  7. /hub/status SignalR endpoint — not reachable by any test. The 405-methods test explicitly excludes it. No test connects a SignalR client and verifies a fleet/plc message is actually received end-to-end. The IStatusPushSink unit tests cover the broadcaster logic but nothing covers SignalRStatusPushSink + MapHub wiring. Given the project already stands up a real Kestrel host in AdminEndpointTests, one HubConnectionBuilder-based E2E test (SubscribeFleet → await a fleet message) would close the single biggest "does the feature actually work" gap.
  8. Multi-tag / 32-bit capture via BcdPduPipelineBcdPduPipelineCaptureTests covers FC03 16/32-bit and FC06/FC16 16-bit, but not FC16 32-bit (CDAB pair write) capture, and not a PDU spanning a BCD tag and a non-BCD register (does capture record only the BCD one?). The pure TagValueCaptureTests cover 32-bit, but the pipeline hook for 32-bit writes is unverified.
  9. Get_PlcDetailRoute_ReturnsDetailShell uses /plc/anything — it never checks that a PLC name with a slash, encoded characters, or empty segment is handled. The route is /plc/{name} and the name is read client-side, so this is low-risk, but /plc/ (empty) and /plc/a%2Fb are untested.

What looks good

  • IStatusPushSink is a clean seam. Extracting the outbound side behind an interface so the broadcaster loop logic is testable without a SignalR host is exactly right, and FakeStatusPushSink using ConcurrentBag is the correct call for a type that production pushes to from a background thread.
  • TagValueCapture torn-read test is genuine. ConcurrentRecordAndSnapshot_NeverYields TornSlot races 4 writers × 200k ops against a reader and checks a real invariant (DecodedValue == RawLow + RawHigh). This is the right way to test the Volatile.Write immutable-record swap, and it would actually catch a regression to a mutable slot.

Action item A
Decide whether each statement agrees with the test-coverage review above. For each one, answer yes or no and quote the words of the review that decide it.
(i) The 405-methods test covers the /hub/status endpoint.
(ii) FakeStatusPushSink is built on a ConcurrentBag.
(iii) The torn-read test races eight writers against a reader.
Action item B
Reproduce the test-coverage review word for word from "9. Get_PlcDetailRoute_ReturnsDetailShell uses" to "a background thread.".
Action item C
Carry on the test-coverage review from its final sentence, adding more to its list under "What looks good."

Provided information
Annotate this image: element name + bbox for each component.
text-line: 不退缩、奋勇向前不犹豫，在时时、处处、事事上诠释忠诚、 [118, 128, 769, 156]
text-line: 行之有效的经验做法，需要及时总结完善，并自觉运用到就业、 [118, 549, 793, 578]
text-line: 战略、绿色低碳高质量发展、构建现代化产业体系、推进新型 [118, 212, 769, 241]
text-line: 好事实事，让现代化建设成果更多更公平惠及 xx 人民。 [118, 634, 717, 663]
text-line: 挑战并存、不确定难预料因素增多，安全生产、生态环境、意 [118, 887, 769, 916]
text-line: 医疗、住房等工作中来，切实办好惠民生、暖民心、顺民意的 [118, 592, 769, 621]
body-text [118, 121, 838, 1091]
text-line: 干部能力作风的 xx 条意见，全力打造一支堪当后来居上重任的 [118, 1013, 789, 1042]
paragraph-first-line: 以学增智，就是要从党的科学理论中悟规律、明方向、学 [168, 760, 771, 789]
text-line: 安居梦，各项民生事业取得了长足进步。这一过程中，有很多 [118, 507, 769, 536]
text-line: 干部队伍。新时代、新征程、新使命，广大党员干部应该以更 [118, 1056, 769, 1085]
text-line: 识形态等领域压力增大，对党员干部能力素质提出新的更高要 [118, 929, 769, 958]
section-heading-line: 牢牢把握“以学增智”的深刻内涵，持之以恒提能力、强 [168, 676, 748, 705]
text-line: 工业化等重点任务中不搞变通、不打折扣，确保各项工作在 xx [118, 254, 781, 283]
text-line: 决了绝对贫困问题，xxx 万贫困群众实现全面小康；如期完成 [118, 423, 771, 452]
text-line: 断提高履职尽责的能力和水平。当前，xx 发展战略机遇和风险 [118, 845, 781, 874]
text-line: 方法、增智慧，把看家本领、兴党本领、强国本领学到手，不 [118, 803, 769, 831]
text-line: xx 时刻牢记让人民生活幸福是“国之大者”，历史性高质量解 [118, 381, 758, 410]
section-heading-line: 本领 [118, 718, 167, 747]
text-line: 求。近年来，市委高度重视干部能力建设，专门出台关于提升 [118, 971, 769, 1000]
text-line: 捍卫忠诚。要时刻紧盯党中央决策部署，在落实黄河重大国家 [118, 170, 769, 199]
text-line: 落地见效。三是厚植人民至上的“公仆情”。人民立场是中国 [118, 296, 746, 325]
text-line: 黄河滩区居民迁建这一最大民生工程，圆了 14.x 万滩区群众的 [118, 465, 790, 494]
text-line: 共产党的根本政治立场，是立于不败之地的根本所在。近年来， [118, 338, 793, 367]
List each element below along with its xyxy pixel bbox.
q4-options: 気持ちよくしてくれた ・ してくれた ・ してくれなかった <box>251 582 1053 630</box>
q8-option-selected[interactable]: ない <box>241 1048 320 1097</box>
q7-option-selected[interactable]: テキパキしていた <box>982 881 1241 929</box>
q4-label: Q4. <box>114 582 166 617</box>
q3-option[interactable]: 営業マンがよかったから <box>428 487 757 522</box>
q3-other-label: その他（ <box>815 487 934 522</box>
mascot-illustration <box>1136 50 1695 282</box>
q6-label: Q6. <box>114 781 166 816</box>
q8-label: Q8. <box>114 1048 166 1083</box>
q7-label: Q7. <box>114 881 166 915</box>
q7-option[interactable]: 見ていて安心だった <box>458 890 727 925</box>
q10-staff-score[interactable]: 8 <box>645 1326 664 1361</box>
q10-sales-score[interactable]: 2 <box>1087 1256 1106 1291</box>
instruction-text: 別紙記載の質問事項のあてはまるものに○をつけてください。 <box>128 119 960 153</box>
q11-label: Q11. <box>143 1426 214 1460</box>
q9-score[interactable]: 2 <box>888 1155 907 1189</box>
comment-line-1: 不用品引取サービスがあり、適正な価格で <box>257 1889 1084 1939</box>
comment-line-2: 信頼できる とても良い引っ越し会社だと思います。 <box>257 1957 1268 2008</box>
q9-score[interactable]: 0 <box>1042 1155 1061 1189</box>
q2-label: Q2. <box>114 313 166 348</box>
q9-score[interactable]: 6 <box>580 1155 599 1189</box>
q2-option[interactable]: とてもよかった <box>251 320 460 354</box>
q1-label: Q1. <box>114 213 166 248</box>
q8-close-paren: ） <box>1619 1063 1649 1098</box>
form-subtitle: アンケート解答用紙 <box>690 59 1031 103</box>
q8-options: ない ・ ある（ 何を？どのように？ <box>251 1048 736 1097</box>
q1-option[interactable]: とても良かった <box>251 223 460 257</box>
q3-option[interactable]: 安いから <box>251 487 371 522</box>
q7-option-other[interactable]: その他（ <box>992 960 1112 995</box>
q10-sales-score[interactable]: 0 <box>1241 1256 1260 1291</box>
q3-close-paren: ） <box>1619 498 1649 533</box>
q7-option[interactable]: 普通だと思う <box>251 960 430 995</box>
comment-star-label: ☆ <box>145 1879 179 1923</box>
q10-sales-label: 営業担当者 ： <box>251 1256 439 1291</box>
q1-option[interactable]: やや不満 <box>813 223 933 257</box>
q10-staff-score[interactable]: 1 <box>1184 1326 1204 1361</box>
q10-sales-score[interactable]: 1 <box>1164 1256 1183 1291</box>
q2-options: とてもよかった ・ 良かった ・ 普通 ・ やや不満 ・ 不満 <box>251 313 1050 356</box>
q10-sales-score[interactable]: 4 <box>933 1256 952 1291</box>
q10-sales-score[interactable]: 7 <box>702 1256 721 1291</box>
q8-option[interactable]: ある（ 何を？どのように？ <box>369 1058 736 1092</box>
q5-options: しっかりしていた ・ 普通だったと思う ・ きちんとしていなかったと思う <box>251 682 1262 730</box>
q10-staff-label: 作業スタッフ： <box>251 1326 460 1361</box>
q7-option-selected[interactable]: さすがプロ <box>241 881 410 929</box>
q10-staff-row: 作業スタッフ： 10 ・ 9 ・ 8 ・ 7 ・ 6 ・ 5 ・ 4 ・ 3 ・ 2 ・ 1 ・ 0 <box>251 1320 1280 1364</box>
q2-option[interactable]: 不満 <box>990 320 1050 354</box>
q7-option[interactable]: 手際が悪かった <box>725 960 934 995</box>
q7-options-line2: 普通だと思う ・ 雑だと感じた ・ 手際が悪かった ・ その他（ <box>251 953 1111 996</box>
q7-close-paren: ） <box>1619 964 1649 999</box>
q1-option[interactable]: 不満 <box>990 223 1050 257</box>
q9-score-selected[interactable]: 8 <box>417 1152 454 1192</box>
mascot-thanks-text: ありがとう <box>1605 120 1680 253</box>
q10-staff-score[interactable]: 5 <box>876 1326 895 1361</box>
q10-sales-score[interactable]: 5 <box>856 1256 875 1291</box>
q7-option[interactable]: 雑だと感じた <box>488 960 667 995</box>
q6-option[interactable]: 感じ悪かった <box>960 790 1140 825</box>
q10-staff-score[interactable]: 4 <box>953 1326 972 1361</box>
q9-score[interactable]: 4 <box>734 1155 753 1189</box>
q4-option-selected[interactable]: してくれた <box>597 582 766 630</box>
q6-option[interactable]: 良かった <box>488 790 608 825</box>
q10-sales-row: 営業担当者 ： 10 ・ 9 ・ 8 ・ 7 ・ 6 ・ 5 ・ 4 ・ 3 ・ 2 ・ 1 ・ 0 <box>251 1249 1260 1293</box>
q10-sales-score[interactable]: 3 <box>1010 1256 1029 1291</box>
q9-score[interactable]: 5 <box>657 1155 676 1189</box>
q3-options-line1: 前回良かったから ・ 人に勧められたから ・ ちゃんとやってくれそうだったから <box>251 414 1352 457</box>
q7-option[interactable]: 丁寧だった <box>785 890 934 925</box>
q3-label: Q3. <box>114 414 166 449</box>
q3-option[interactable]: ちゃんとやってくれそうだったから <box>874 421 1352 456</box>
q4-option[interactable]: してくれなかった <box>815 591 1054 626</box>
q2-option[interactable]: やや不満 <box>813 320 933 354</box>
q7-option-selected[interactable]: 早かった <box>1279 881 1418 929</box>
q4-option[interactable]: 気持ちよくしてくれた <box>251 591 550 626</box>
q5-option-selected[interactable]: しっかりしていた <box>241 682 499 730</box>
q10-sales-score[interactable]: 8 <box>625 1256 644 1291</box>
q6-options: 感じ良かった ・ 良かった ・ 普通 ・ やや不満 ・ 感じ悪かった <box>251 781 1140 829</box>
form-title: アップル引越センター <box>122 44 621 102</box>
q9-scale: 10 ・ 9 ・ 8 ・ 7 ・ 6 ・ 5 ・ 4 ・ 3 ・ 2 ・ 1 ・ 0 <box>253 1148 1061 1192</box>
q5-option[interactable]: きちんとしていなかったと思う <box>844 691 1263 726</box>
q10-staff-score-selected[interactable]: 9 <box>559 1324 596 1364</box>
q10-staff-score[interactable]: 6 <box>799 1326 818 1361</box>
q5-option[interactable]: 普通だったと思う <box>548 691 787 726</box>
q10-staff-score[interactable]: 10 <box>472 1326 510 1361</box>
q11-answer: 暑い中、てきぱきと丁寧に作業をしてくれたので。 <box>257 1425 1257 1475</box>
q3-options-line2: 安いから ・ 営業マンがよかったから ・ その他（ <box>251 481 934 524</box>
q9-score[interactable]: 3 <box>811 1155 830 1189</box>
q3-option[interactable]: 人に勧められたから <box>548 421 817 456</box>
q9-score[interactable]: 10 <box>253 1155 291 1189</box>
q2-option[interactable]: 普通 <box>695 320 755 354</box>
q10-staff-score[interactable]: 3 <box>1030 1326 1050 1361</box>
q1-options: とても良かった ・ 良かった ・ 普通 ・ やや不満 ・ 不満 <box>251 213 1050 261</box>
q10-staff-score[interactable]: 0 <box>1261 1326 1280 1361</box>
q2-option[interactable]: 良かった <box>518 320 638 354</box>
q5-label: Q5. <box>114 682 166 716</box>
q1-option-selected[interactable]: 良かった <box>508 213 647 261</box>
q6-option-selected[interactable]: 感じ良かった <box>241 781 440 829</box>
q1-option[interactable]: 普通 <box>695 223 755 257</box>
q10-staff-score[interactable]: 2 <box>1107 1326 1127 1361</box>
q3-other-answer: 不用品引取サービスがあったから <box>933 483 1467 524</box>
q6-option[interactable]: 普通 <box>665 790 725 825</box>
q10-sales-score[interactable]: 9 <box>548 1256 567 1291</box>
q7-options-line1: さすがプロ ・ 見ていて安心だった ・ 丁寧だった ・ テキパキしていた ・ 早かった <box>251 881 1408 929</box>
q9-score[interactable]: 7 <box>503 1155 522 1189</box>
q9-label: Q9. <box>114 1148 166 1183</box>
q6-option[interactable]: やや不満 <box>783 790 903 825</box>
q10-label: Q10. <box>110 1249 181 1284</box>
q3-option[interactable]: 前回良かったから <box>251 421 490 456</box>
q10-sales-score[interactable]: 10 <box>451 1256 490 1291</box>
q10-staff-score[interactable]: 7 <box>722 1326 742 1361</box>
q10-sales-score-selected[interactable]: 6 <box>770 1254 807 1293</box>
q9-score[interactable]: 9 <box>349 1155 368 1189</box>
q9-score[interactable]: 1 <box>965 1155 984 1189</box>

Output A
(i) No: "The 405-methods test explicitly excludes it."
(ii) Yes: "FakeStatusPushSink using ConcurrentBag is the correct call"
(iii) No: "races 4 writers × 200k ops against a reader"

Output B
9. Get_PlcDetailRoute_ReturnsDetailShell uses /plc/anything — it never checks that a PLC name with a slash, encoded characters, or empty segment is handled. The route is /plc/{name} and the name is read client-side, so this is low-risk, but /plc/ (empty) and /plc/a%2Fb are untested.

What looks good

  • IStatusPushSink is a clean seam. Extracting the outbound side behind an interface so the broadcaster loop logic is testable without a SignalR host is exactly right, and FakeStatusPushSink using ConcurrentBag is the correct call for a type that production pushes to from a background thread.

Output C
  • SignalRFakes model the right shapes. FakeHubCallerContext : HubCallerContext with the abstract members overridden, FakeGroupManager : IGroupManager, and the hub-property injection (Context = ..., Groups = ...) is the standard, correct way to unit-test a SignalR Hub without a host. No mocking framework is dragged in.
  • BcdPduPipelineCaptureTests regression guards are well-chosen. The disarmed-capture and null-capture cases assert the rewrite still happens byte-identically — that is the load-bearing property (capture must never perturb the proxy's transparency) and it is explicitly tested.
  • TagCaptureRegistryTests.GetOrCreate_Rebuild_PreservesArmedFlag correctly tests the hot-reload reseat contract (rebuilt capture is a new instance but keeps IsArmed), and UnknownPlc_Operations_AreSafeNoOps covers the no-op-for-ghost-PLC contract that StatusHub relies on.
  • StatusHtmlRenderer removal is clean. No source or test file references it; the only remaining mentions are in plans/, docs/, and prior codereviews/ — all expected.
  • The AdminPushIntervalMs validation is consistent with the codebase. Lower-bound-only > 0 checks in both MbproxyOptionsValidator and ReloadValidator, error-message format matching the sibling checks, and tests for default + bind + zero + negative. This is the right pattern; the new tests are adequate for what is enforced.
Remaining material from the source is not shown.